◆ **SELECTED TEXT**:
>> Start

FireStarter: an Encrypted Value Is *Not* a Token!

We’ve been writing a lot on tokenization as we build the content for our next white paper, and in Adrian’s response to the PCI Council’s guidance on tokenization. I want to address something that’s really been ticking me off…

In our latest post in the series we described the details of token generation. One of the options, which we had to include since it’s built into many of the products, is encryption of the original value – then using the encrypted value as the token.

Here’s the thing: If you encrypt the value, it’s encryption, not tokenization! Encryption obfuscates, but a token removes , the original data.

Conceptually the major advantages of tokenization are:

The token cannot be reversed back to the original value.
The token maintains the same structure and data type as the original value.

While format preserving encryption can retain the structure and data type, it’s still reversible back to the original if you have the key and algorithm. Yes, you can add per-organization salt, but this is still encryption. I can see some cases where using a hash might make sense, but only if it’s a format preserving hash.

I worry that marketing is deliberately muddling the terms.

Opinions? Otherwise, I declare here and now that if you are using an encrypted value and calling it a ‘token’, that is not tokenization.

>> End

◆ **AIM A**: Transcribe the stretch of the tokenization post from "The token maintains" through "is not tokenization.".
◆ **AIM B**: How many lines in the rows below contain the string "unread"? Case counts. Reply with the number alone.

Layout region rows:
>> Start

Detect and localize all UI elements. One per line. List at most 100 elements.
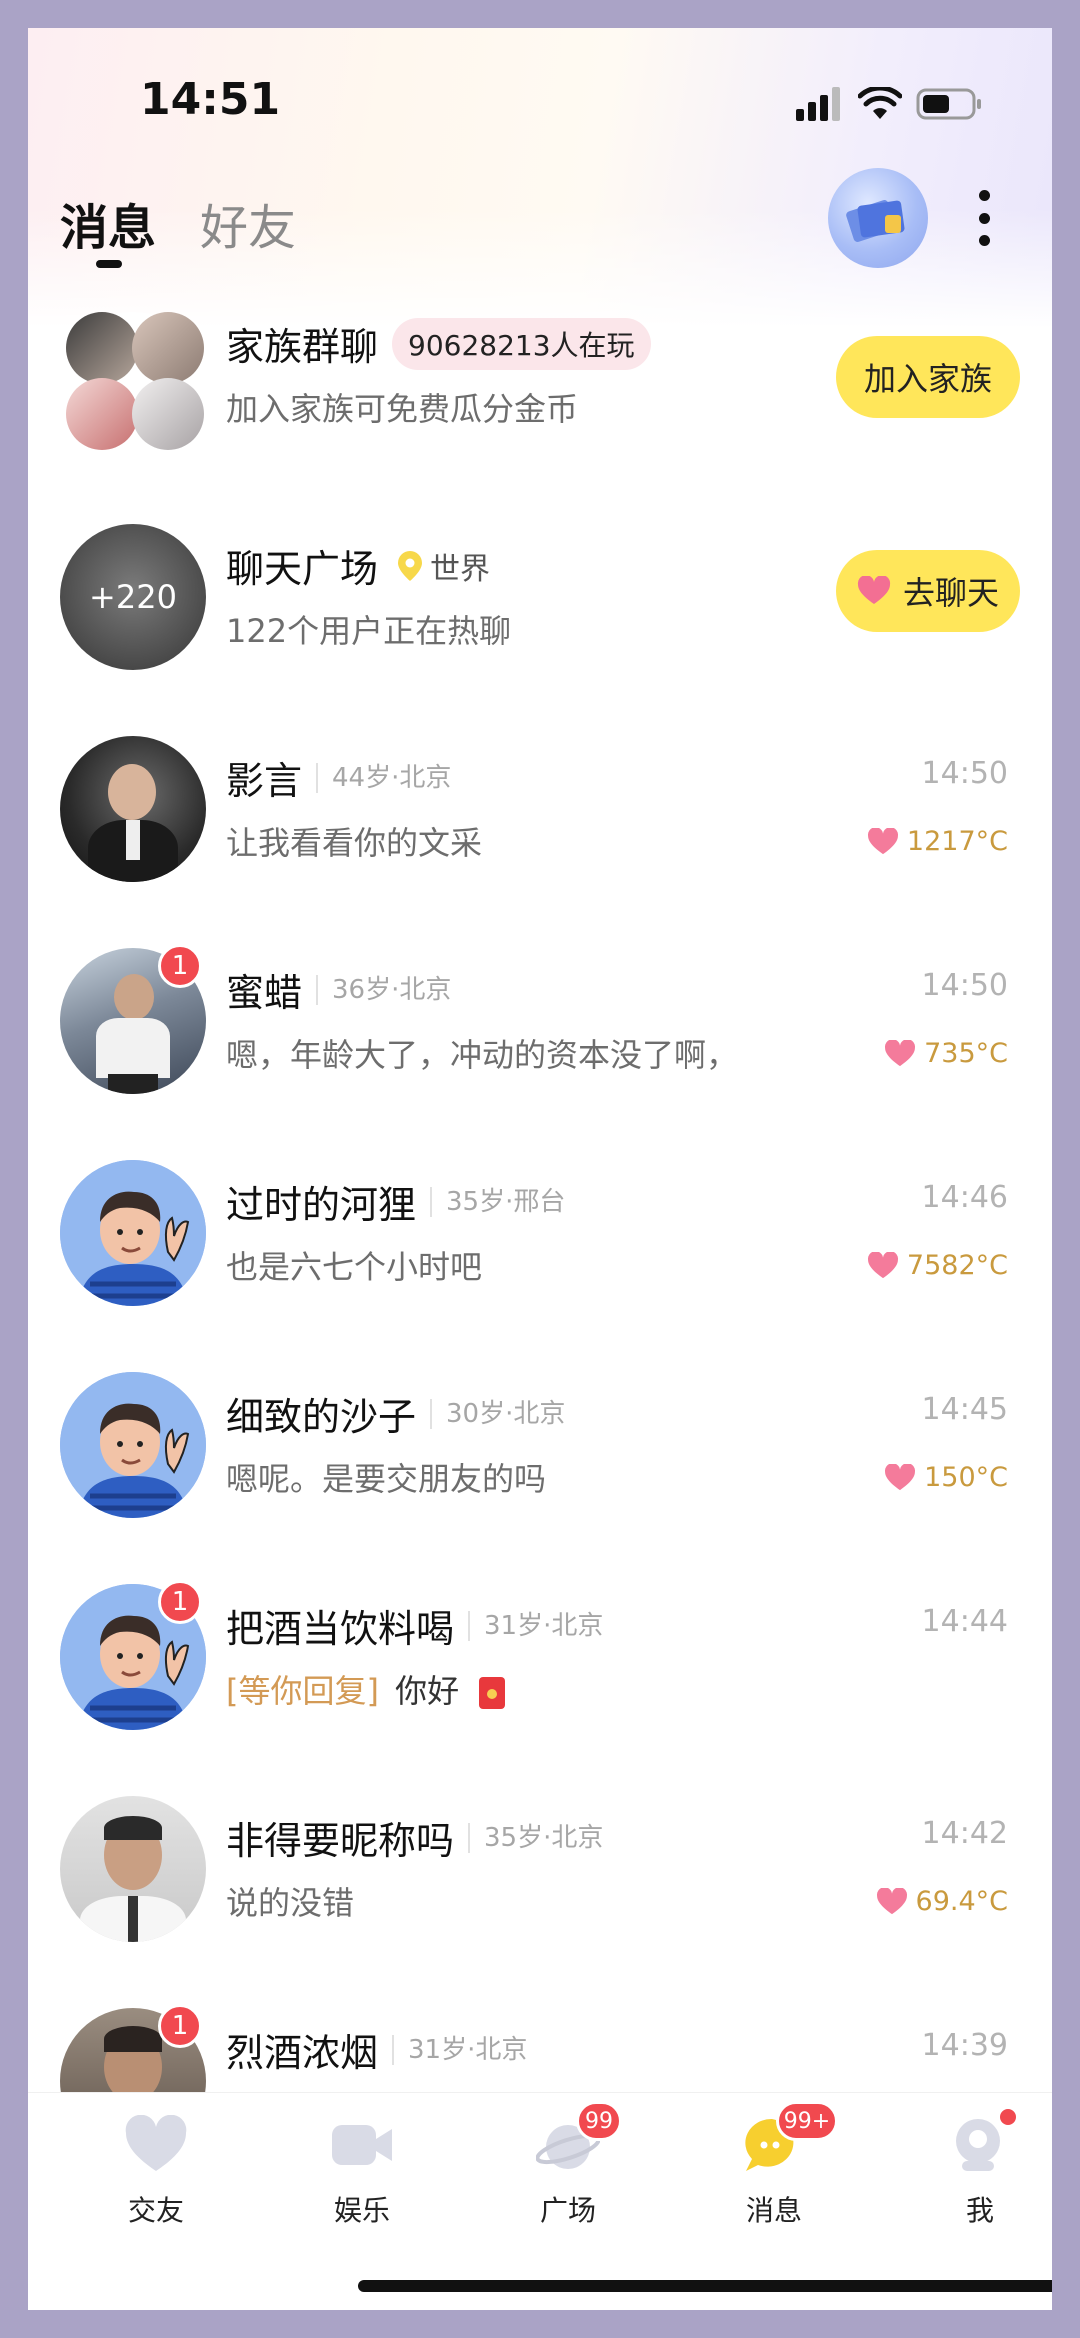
cartoon-man-avatar: [60, 1160, 206, 1306]
message-time: 14:50: [921, 968, 1008, 1003]
nav-messages[interactable]: 99+ 消息: [694, 2093, 854, 2243]
chat-row[interactable]: 细致的沙子 30岁·北京 嗯呢。是要交朋友的吗 14:45 150°C: [28, 1356, 1052, 1568]
last-message: 也是六七个小时吧: [226, 1248, 483, 1286]
heart-icon: [867, 1251, 898, 1278]
plaza-badge: 99: [576, 2101, 622, 2141]
home-indicator[interactable]: [358, 2280, 1052, 2292]
dot-icon: [978, 190, 990, 201]
chat-row[interactable]: 1 烈酒浓烟 31岁·北京 14:39: [28, 1992, 1052, 2092]
contact-name: 影言: [226, 759, 303, 803]
world-tag: 世界: [396, 544, 490, 588]
avatar: [60, 1160, 206, 1306]
tab-friends[interactable]: 好友: [200, 188, 296, 258]
temperature-value: 150°C: [924, 1462, 1008, 1493]
nav-dating[interactable]: 交友: [76, 2093, 236, 2243]
chat-row[interactable]: 1 把酒当饮料喝 31岁·北京 [等你回复] 你好 14:44: [28, 1568, 1052, 1780]
chat-title-line: 过时的河狸 35岁·邢台: [226, 1174, 565, 1229]
signal-icon: [796, 87, 840, 121]
contact-name: 把酒当饮料喝: [226, 1607, 455, 1651]
go-chat-button[interactable]: 去聊天: [836, 550, 1020, 632]
contact-name: 细致的沙子: [226, 1395, 417, 1439]
contact-name: 蜜蜡: [226, 971, 303, 1015]
bottom-nav: 交友 娱乐 99 广场 99+ 消息 我: [28, 2092, 1052, 2242]
nav-entertainment[interactable]: 娱乐: [282, 2093, 442, 2243]
battery-icon: [916, 88, 981, 120]
avatar: [60, 1372, 206, 1518]
nav-label: 娱乐: [333, 2194, 390, 2227]
family-title-line: 家族群聊 90628213人在玩: [226, 316, 651, 371]
member-avatar: [132, 312, 204, 384]
chat-plaza-row[interactable]: +220 聊天广场 世界 122个用户正在热聊 去聊天: [28, 508, 1052, 720]
chat-title-line: 把酒当饮料喝 31岁·北京: [226, 1598, 603, 1653]
awaiting-reply-tag: [等你回复]: [226, 1672, 379, 1710]
family-title: 家族群聊: [226, 325, 379, 369]
last-message: 说的没错: [226, 1884, 355, 1922]
intimacy-temperature: 735°C: [884, 1038, 1008, 1069]
last-message: 你好: [395, 1672, 460, 1710]
plaza-title-line: 聊天广场 世界: [226, 538, 490, 593]
plaza-user-count: +220: [89, 578, 177, 616]
last-message: 嗯呢。是要交朋友的吗: [226, 1460, 547, 1498]
intimacy-temperature: 1217°C: [867, 826, 1008, 857]
cartoon-man-avatar: [60, 1372, 206, 1518]
nav-label: 广场: [539, 2194, 596, 2227]
chat-title-line: 蜜蜡 36岁·北京: [226, 962, 451, 1017]
message-time: 14:42: [921, 1816, 1008, 1851]
card-stack-icon: [846, 200, 905, 242]
nav-me[interactable]: 我: [900, 2093, 1052, 2243]
plaza-avatar: +220: [60, 524, 206, 670]
chat-bubble-icon: 99+: [742, 2101, 838, 2175]
unread-badge: 1: [158, 1580, 202, 1624]
message-time: 14:39: [921, 2028, 1008, 2063]
status-icons: [796, 84, 982, 124]
more-options-button[interactable]: [974, 190, 994, 246]
heart-icon: [124, 2114, 188, 2175]
nav-label: 消息: [745, 2194, 802, 2227]
world-label: 世界: [430, 551, 491, 587]
contact-meta: 44岁·北京: [316, 762, 451, 793]
nav-plaza[interactable]: 99 广场: [488, 2093, 648, 2243]
contact-name: 非得要昵称吗: [226, 1819, 455, 1863]
location-pin-icon: [398, 550, 423, 581]
avatar: [60, 1796, 206, 1942]
family-subtitle: 加入家族可免费瓜分金币: [226, 390, 579, 428]
unread-badge: 1: [158, 2004, 202, 2048]
temperature-value: 7582°C: [906, 1250, 1008, 1281]
temperature-value: 1217°C: [906, 826, 1008, 857]
dot-icon: [978, 212, 990, 224]
message-time: 14:50: [921, 756, 1008, 791]
last-message: 嗯，年龄大了，冲动的资本没了啊，: [226, 1036, 739, 1074]
heart-icon: [885, 1039, 916, 1066]
messages-badge: 99+: [776, 2101, 838, 2141]
heart-icon: [857, 576, 891, 604]
chat-row[interactable]: 过时的河狸 35岁·邢台 也是六七个小时吧 14:46 7582°C: [28, 1144, 1052, 1356]
contact-name: 过时的河狸: [226, 1183, 417, 1227]
join-family-button[interactable]: 加入家族: [836, 336, 1020, 418]
active-tab-indicator: [96, 260, 122, 268]
notification-dot: [1000, 2109, 1016, 2125]
red-packet-icon: [479, 1677, 506, 1709]
chat-row[interactable]: 影言 44岁·北京 让我看看你的文采 14:50 1217°C: [28, 720, 1052, 932]
temperature-value: 69.4°C: [915, 1886, 1008, 1917]
go-chat-label: 去聊天: [902, 574, 999, 612]
tab-messages[interactable]: 消息: [60, 188, 156, 258]
nav-label: 我: [965, 2194, 994, 2227]
family-group-row[interactable]: 家族群聊 90628213人在玩 加入家族可免费瓜分金币 加入家族: [28, 296, 1052, 508]
video-camera-icon: [330, 2115, 394, 2175]
unread-badge: 1: [158, 944, 202, 988]
last-message-line: [等你回复] 你好: [226, 1666, 506, 1712]
message-time: 14:46: [921, 1180, 1008, 1215]
contact-meta: 31岁·北京: [392, 2034, 527, 2065]
app-screen: 14:51 消息 好友 家族群聊 90628213人在玩 加入家族可免费瓜分金币…: [28, 28, 1052, 2310]
member-avatar: [66, 312, 138, 384]
temperature-value: 735°C: [924, 1038, 1008, 1069]
gift-card-icon[interactable]: [828, 168, 928, 268]
message-time: 14:44: [921, 1604, 1008, 1639]
chat-title-line: 影言 44岁·北京: [226, 750, 451, 805]
chat-title-line: 非得要昵称吗 35岁·北京: [226, 1810, 603, 1865]
chat-row[interactable]: 1 蜜蜡 36岁·北京 嗯，年龄大了，冲动的资本没了啊， 14:50 735°C: [28, 932, 1052, 1144]
chat-row[interactable]: 非得要昵称吗 35岁·北京 说的没错 14:42 69.4°C: [28, 1780, 1052, 1992]
contact-meta: 36岁·北京: [316, 974, 451, 1005]
last-message: 让我看看你的文采: [226, 824, 483, 862]
heart-icon: [867, 827, 898, 854]
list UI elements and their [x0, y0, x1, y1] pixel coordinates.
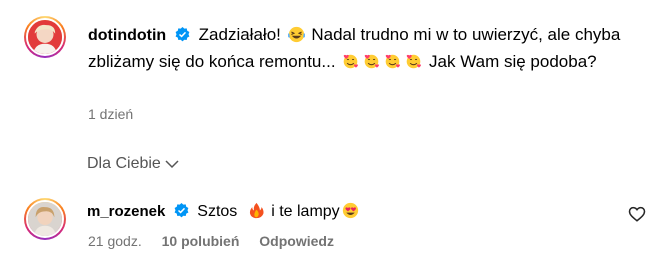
verified-badge-icon — [175, 27, 190, 42]
post-caption: dotindotin Zadziałało! Nadal trudno mi w… — [88, 22, 648, 75]
comment-sort-dropdown[interactable]: Dla Ciebie — [87, 155, 179, 173]
chevron-down-icon — [165, 160, 179, 169]
post-text-part1: Zadziałało! — [198, 25, 281, 44]
comment-username[interactable]: m_rozenek — [87, 203, 165, 220]
smiling-face-with-heart-eyes-emoji — [342, 202, 358, 219]
comment-timestamp[interactable]: 21 godz. — [88, 233, 142, 249]
fire-emoji — [249, 202, 264, 219]
smiling-face-with-hearts-emoji — [406, 54, 422, 69]
comment-sort-label: Dla Ciebie — [87, 155, 161, 172]
reply-button[interactable]: Odpowiedz — [259, 233, 334, 249]
smiling-face-with-hearts-emoji — [343, 54, 359, 69]
verified-badge-icon — [174, 203, 189, 218]
post-timestamp[interactable]: 1 dzień — [88, 106, 133, 122]
smiling-face-with-hearts-emoji — [385, 54, 401, 69]
comment-body: m_rozenek Sztos i te lampy — [87, 200, 361, 224]
post-username[interactable]: dotindotin — [88, 27, 166, 44]
comment-meta-row: 21 godz. 10 polubień Odpowiedz — [88, 233, 350, 249]
grinning-squinting-face-emoji — [287, 26, 305, 43]
smiling-face-with-hearts-emoji — [364, 54, 380, 69]
comment-likes-count[interactable]: 10 polubień — [162, 233, 240, 249]
avatar-image — [28, 202, 62, 236]
post-text-part3: Jak Wam się podoba? — [429, 52, 597, 71]
avatar-image — [28, 20, 62, 54]
heart-outline-icon[interactable] — [628, 205, 646, 223]
comment-text-part1: Sztos — [197, 203, 238, 220]
comment-text-part2: i te lampy — [271, 203, 340, 220]
post-author-avatar[interactable] — [24, 16, 66, 58]
comment-author-avatar[interactable] — [24, 198, 66, 240]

>> End

◆ **EXERCISE SOLUTION A**:
The token maintains the same structure and data type as the original value.

While format preserving encryption can retain the structure and data type, it’s still reversible back to the original if you have the key and algorithm. Yes, you can add per-organization salt, but this is still encryption. I can see some cases where using a hash might make sense, but only if it’s a format preserving hash.

I worry that marketing is deliberately muddling the terms.

Opinions? Otherwise, I declare here and now that if you are using an encrypted value and calling it a ‘token’, that is not tokenization.

◆ **EXERCISE SOLUTION B**: 3